#### Exercise
Pull out every line with the word "Class".

---+---

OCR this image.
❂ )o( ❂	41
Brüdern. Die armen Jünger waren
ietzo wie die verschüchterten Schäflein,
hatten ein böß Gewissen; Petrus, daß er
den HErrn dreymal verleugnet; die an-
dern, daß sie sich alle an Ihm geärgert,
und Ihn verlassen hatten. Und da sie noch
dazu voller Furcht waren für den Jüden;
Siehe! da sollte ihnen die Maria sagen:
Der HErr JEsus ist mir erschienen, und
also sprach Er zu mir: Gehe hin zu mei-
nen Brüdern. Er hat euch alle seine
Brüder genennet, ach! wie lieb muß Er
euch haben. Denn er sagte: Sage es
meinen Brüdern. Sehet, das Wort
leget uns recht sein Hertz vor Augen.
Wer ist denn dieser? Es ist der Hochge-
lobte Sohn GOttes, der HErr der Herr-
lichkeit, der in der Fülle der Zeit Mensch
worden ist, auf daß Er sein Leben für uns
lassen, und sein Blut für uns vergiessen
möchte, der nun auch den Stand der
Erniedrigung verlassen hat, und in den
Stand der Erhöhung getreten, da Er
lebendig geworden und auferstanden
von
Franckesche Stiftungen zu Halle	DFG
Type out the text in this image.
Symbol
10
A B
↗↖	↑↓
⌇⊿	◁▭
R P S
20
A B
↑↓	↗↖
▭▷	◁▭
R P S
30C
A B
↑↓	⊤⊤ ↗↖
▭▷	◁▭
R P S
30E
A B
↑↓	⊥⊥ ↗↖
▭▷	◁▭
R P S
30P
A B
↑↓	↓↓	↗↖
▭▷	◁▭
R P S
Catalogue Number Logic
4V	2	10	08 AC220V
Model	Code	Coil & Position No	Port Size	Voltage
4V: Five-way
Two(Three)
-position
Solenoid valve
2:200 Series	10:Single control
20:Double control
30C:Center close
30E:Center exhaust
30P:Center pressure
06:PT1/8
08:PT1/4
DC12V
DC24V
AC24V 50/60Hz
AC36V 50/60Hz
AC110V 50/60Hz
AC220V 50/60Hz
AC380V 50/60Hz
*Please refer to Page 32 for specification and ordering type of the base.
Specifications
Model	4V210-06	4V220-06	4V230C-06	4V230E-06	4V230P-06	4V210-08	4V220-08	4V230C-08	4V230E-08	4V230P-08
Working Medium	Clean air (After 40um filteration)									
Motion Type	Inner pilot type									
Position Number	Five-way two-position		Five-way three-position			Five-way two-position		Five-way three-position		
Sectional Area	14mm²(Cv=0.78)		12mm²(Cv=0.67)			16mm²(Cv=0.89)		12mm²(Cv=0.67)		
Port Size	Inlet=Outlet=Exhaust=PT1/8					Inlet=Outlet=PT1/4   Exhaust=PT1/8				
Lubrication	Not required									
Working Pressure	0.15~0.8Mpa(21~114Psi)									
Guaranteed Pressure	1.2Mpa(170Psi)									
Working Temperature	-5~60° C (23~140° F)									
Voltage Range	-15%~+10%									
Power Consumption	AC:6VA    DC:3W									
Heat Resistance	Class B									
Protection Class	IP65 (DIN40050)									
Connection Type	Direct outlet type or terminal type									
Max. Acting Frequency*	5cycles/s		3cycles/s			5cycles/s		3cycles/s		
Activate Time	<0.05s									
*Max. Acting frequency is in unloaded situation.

---+---

#### Task response
Heat Resistance	Class B									
Protection Class	IP65 (DIN40050)									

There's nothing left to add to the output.